Using the records below, locate all lines containing "title" and return them.

************

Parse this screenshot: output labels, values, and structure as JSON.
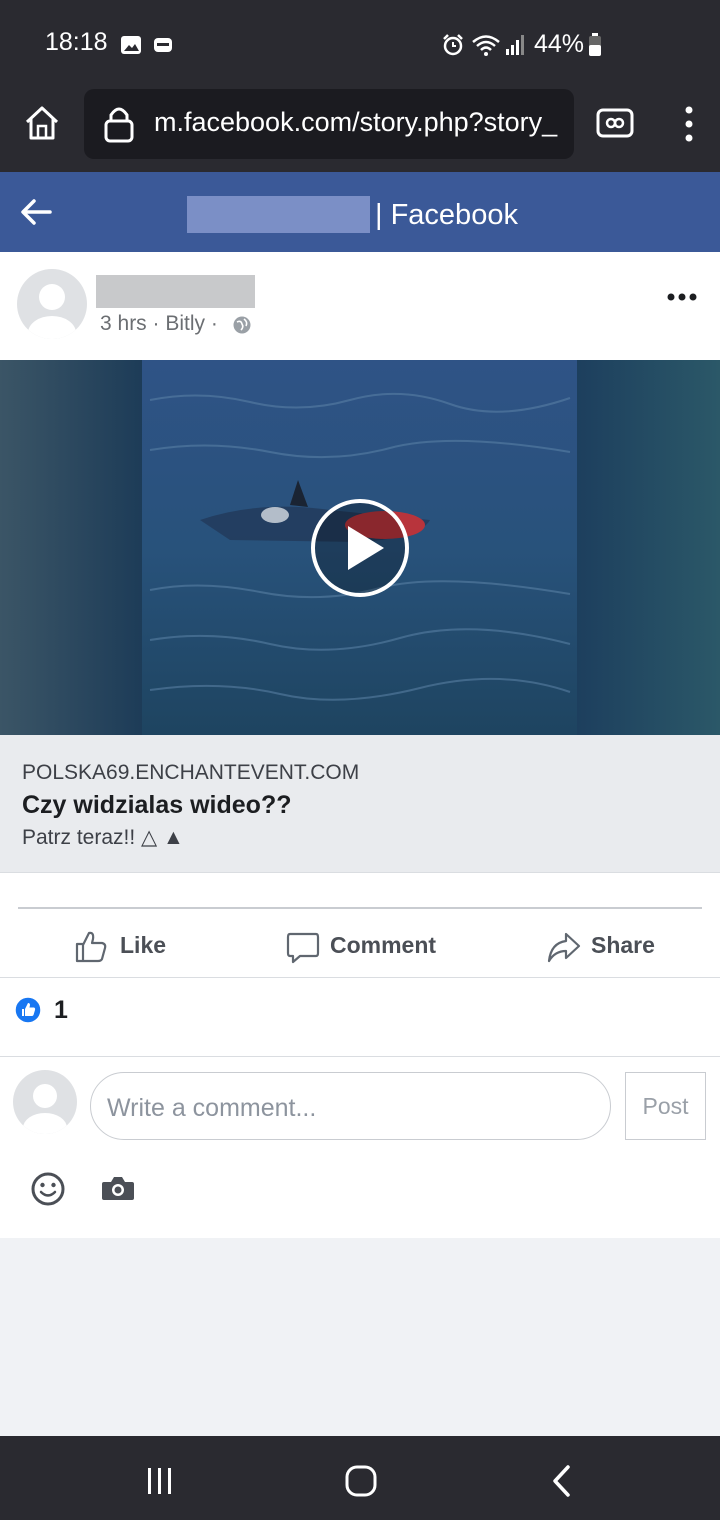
{
  "status_bar": {
    "time": "18:18",
    "battery": "44%"
  },
  "browser": {
    "url": "m.facebook.com/story.php?story_"
  },
  "header": {
    "title": "| Facebook"
  },
  "post": {
    "meta": "3 hrs · Bitly ·",
    "link": {
      "domain": "POLSKA69.ENCHANTEVENT.COM",
      "title": "Czy widzialas wideo??",
      "description": "Patrz teraz!! △ ▲"
    },
    "actions": {
      "like": "Like",
      "comment": "Comment",
      "share": "Share"
    },
    "reaction_count": "1"
  },
  "comment": {
    "placeholder": "Write a comment...",
    "post_label": "Post"
  },
  "colors": {
    "fb_blue": "#3b5998",
    "like_blue": "#1877f2"
  }
}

************

> **Response**:
    "title": "| Facebook"
      "title": "Czy widzialas wideo??",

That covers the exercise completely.